WHAT YOU WILL DO
Could you print every record below exactly as it appears?

Data items
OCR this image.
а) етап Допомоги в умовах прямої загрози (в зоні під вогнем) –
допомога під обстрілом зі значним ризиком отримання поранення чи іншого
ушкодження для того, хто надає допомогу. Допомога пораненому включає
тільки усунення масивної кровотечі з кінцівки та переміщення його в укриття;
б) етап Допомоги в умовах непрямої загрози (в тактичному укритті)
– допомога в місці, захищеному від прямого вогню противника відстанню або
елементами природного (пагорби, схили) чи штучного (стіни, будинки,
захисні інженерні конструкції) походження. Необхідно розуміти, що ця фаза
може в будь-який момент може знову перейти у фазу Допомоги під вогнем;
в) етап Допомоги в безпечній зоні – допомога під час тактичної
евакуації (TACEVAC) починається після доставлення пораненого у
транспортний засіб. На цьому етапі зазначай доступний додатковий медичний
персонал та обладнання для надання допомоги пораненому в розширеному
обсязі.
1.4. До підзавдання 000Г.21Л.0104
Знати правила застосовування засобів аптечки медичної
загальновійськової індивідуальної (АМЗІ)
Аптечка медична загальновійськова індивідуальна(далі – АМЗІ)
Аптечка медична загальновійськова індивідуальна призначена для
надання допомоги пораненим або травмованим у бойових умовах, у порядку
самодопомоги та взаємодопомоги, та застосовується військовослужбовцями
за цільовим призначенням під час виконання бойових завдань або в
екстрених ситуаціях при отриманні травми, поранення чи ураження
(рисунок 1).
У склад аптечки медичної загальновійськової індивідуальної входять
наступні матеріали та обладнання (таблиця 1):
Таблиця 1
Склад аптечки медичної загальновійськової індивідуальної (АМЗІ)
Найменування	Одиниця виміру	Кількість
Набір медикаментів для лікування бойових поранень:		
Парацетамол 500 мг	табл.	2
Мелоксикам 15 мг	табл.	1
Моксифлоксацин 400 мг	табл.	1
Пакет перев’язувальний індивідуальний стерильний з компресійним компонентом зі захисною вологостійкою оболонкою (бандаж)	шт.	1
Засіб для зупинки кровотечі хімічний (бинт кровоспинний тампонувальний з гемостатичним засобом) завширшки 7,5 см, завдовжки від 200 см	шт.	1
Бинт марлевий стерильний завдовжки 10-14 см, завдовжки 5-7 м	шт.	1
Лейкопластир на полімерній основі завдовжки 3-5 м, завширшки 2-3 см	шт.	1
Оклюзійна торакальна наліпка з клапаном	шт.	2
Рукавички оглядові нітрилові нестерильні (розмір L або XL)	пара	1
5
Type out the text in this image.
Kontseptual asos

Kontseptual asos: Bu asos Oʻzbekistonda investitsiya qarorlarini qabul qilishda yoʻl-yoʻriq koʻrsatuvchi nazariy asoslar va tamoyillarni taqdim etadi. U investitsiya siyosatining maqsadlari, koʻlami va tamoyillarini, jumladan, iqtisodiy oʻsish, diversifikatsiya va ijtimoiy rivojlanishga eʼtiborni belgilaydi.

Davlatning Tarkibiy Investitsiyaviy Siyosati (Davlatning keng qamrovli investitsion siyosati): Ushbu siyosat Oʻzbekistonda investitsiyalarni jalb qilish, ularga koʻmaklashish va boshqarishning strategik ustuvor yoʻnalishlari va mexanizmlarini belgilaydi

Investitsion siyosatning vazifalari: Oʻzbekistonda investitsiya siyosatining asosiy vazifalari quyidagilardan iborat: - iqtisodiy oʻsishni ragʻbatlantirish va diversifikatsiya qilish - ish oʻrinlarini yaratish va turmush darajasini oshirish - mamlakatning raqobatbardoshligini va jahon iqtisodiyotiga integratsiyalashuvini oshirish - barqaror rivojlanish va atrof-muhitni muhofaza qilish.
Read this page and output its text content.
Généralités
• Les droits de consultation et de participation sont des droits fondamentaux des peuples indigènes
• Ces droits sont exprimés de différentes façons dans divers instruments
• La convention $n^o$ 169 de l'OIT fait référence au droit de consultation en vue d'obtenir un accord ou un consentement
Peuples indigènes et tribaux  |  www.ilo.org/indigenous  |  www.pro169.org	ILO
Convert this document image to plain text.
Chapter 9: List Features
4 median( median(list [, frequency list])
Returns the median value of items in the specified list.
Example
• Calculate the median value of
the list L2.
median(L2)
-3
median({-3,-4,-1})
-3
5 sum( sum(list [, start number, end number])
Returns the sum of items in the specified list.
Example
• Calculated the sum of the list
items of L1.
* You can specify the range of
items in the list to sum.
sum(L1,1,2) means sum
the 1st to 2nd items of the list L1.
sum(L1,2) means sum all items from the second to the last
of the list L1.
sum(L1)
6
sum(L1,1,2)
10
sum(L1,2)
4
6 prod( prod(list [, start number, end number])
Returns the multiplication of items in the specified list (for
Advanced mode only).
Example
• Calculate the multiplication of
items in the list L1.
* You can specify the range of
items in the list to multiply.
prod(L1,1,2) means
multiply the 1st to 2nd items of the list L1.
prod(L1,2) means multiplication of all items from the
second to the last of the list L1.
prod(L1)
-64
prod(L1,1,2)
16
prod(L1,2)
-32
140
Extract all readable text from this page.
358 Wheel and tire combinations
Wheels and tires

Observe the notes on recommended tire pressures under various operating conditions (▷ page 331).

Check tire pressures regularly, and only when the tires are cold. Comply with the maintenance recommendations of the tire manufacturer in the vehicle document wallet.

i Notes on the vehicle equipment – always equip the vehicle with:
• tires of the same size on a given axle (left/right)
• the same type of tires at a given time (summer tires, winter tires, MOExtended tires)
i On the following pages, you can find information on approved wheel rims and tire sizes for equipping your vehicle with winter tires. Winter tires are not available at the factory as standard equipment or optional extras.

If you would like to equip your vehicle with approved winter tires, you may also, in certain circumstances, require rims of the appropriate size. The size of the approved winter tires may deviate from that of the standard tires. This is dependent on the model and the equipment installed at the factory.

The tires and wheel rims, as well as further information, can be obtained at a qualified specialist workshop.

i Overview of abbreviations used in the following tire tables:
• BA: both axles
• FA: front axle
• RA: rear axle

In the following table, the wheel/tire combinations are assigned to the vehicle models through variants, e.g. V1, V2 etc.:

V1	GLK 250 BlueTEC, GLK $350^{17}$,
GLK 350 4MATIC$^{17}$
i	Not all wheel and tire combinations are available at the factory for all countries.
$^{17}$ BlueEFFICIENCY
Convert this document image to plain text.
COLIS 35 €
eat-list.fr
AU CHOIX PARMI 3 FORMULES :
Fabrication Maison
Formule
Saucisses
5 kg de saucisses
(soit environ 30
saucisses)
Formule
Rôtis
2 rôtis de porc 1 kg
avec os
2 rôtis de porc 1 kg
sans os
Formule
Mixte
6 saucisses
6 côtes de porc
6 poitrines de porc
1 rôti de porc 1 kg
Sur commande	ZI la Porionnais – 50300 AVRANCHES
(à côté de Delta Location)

FULL ANSWER
OCR this image.
а) етап Допомоги в умовах прямої загрози (в зоні під вогнем) –
допомога під обстрілом зі значним ризиком отримання поранення чи іншого
ушкодження для того, хто надає допомогу. Допомога пораненому включає
тільки усунення масивної кровотечі з кінцівки та переміщення його в укриття;
б) етап Допомоги в умовах непрямої загрози (в тактичному укритті)
– допомога в місці, захищеному від прямого вогню противника відстанню або
елементами природного (пагорби, схили) чи штучного (стіни, будинки,
захисні інженерні конструкції) походження. Необхідно розуміти, що ця фаза
може в будь-який момент може знову перейти у фазу Допомоги під вогнем;
в) етап Допомоги в безпечній зоні – допомога під час тактичної
евакуації (TACEVAC) починається після доставлення пораненого у
транспортний засіб. На цьому етапі зазначай доступний додатковий медичний
персонал та обладнання для надання допомоги пораненому в розширеному
обсязі.
1.4. До підзавдання 000Г.21Л.0104
Знати правила застосовування засобів аптечки медичної
загальновійськової індивідуальної (АМЗІ)
Аптечка медична загальновійськова індивідуальна(далі – АМЗІ)
Аптечка медична загальновійськова індивідуальна призначена для
надання допомоги пораненим або травмованим у бойових умовах, у порядку
самодопомоги та взаємодопомоги, та застосовується військовослужбовцями
за цільовим призначенням під час виконання бойових завдань або в
екстрених ситуаціях при отриманні травми, поранення чи ураження
(рисунок 1).
У склад аптечки медичної загальновійськової індивідуальної входять
наступні матеріали та обладнання (таблиця 1):
Таблиця 1
Склад аптечки медичної загальновійськової індивідуальної (АМЗІ)
Найменування	Одиниця виміру	Кількість
Набір медикаментів для лікування бойових поранень:		
Парацетамол 500 мг	табл.	2
Мелоксикам 15 мг	табл.	1
Моксифлоксацин 400 мг	табл.	1
Пакет перев’язувальний індивідуальний стерильний з компресійним компонентом зі захисною вологостійкою оболонкою (бандаж)	шт.	1
Засіб для зупинки кровотечі хімічний (бинт кровоспинний тампонувальний з гемостатичним засобом) завширшки 7,5 см, завдовжки від 200 см	шт.	1
Бинт марлевий стерильний завдовжки 10-14 см, завдовжки 5-7 м	шт.	1
Лейкопластир на полімерній основі завдовжки 3-5 м, завширшки 2-3 см	шт.	1
Оклюзійна торакальна наліпка з клапаном	шт.	2
Рукавички оглядові нітрилові нестерильні (розмір L або XL)	пара	1
5
Type out the text in this image.
Kontseptual asos

Kontseptual asos: Bu asos Oʻzbekistonda investitsiya qarorlarini qabul qilishda yoʻl-yoʻriq koʻrsatuvchi nazariy asoslar va tamoyillarni taqdim etadi. U investitsiya siyosatining maqsadlari, koʻlami va tamoyillarini, jumladan, iqtisodiy oʻsish, diversifikatsiya va ijtimoiy rivojlanishga eʼtiborni belgilaydi.

Davlatning Tarkibiy Investitsiyaviy Siyosati (Davlatning keng qamrovli investitsion siyosati): Ushbu siyosat Oʻzbekistonda investitsiyalarni jalb qilish, ularga koʻmaklashish va boshqarishning strategik ustuvor yoʻnalishlari va mexanizmlarini belgilaydi

Investitsion siyosatning vazifalari: Oʻzbekistonda investitsiya siyosatining asosiy vazifalari quyidagilardan iborat: - iqtisodiy oʻsishni ragʻbatlantirish va diversifikatsiya qilish - ish oʻrinlarini yaratish va turmush darajasini oshirish - mamlakatning raqobatbardoshligini va jahon iqtisodiyotiga integratsiyalashuvini oshirish - barqaror rivojlanish va atrof-muhitni muhofaza qilish.
Read this page and output its text content.
Généralités
• Les droits de consultation et de participation sont des droits fondamentaux des peuples indigènes
• Ces droits sont exprimés de différentes façons dans divers instruments
• La convention $n^o$ 169 de l'OIT fait référence au droit de consultation en vue d'obtenir un accord ou un consentement
Peuples indigènes et tribaux  |  www.ilo.org/indigenous  |  www.pro169.org	ILO
Convert this document image to plain text.
Chapter 9: List Features
4 median( median(list [, frequency list])
Returns the median value of items in the specified list.
Example
• Calculate the median value of
the list L2.
median(L2)
-3
median({-3,-4,-1})
-3
5 sum( sum(list [, start number, end number])
Returns the sum of items in the specified list.
Example
• Calculated the sum of the list
items of L1.
* You can specify the range of
items in the list to sum.
sum(L1,1,2) means sum
the 1st to 2nd items of the list L1.
sum(L1,2) means sum all items from the second to the last
of the list L1.
sum(L1)
6
sum(L1,1,2)
10
sum(L1,2)
4
6 prod( prod(list [, start number, end number])
Returns the multiplication of items in the specified list (for
Advanced mode only).
Example
• Calculate the multiplication of
items in the list L1.
* You can specify the range of
items in the list to multiply.
prod(L1,1,2) means
multiply the 1st to 2nd items of the list L1.
prod(L1,2) means multiplication of all items from the
second to the last of the list L1.
prod(L1)
-64
prod(L1,1,2)
16
prod(L1,2)
-32
140
Extract all readable text from this page.
358 Wheel and tire combinations
Wheels and tires

Observe the notes on recommended tire pressures under various operating conditions (▷ page 331).

Check tire pressures regularly, and only when the tires are cold. Comply with the maintenance recommendations of the tire manufacturer in the vehicle document wallet.

i Notes on the vehicle equipment – always equip the vehicle with:
• tires of the same size on a given axle (left/right)
• the same type of tires at a given time (summer tires, winter tires, MOExtended tires)
i On the following pages, you can find information on approved wheel rims and tire sizes for equipping your vehicle with winter tires. Winter tires are not available at the factory as standard equipment or optional extras.

If you would like to equip your vehicle with approved winter tires, you may also, in certain circumstances, require rims of the appropriate size. The size of the approved winter tires may deviate from that of the standard tires. This is dependent on the model and the equipment installed at the factory.

The tires and wheel rims, as well as further information, can be obtained at a qualified specialist workshop.

i Overview of abbreviations used in the following tire tables:
• BA: both axles
• FA: front axle
• RA: rear axle

In the following table, the wheel/tire combinations are assigned to the vehicle models through variants, e.g. V1, V2 etc.:

V1	GLK 250 BlueTEC, GLK $350^{17}$,
GLK 350 4MATIC$^{17}$
i	Not all wheel and tire combinations are available at the factory for all countries.
$^{17}$ BlueEFFICIENCY
Convert this document image to plain text.
COLIS 35 €
eat-list.fr
AU CHOIX PARMI 3 FORMULES :
Fabrication Maison
Formule
Saucisses
5 kg de saucisses
(soit environ 30
saucisses)
Formule
Rôtis
2 rôtis de porc 1 kg
avec os
2 rôtis de porc 1 kg
sans os
Formule
Mixte
6 saucisses
6 côtes de porc
6 poitrines de porc
1 rôti de porc 1 kg
Sur commande	ZI la Porionnais – 50300 AVRANCHES
(à côté de Delta Location)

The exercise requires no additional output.